EXERCISE INSTRUCTIONS: In the following material, identify every line holding the string "color" and return it.

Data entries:

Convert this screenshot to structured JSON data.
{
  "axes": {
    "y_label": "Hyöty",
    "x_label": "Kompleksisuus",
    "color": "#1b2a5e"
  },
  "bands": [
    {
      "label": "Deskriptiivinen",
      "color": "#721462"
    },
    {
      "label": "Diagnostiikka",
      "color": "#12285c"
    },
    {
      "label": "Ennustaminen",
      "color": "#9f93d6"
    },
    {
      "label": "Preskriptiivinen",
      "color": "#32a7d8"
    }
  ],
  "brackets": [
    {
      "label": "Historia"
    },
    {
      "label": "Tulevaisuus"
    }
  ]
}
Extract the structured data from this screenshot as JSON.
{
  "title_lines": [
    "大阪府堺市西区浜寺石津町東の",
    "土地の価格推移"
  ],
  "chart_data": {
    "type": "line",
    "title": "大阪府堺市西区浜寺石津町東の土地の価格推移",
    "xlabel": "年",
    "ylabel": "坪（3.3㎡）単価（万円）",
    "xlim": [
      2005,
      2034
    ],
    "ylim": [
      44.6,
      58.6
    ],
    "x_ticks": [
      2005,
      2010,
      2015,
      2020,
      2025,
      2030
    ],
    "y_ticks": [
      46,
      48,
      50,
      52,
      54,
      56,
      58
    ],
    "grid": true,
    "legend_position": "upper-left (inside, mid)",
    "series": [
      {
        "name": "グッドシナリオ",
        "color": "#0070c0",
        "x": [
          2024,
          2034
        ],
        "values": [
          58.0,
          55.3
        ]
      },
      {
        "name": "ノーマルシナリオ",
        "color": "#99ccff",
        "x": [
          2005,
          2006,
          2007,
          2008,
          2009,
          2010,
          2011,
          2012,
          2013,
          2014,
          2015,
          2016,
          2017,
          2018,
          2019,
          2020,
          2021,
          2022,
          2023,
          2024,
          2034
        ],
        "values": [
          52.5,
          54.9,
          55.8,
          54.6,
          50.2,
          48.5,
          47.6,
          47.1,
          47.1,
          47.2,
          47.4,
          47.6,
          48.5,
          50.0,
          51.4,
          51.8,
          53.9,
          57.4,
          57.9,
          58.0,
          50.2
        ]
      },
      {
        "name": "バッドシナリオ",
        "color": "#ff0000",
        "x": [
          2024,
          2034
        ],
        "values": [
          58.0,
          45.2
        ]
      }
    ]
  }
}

RESULT OF THE TASK:
    "color": "#1b2a5e"
      "color": "#721462"
      "color": "#12285c"
      "color": "#9f93d6"
      "color": "#32a7d8"
        "color": "#0070c0",
        "color": "#99ccff",
        "color": "#ff0000",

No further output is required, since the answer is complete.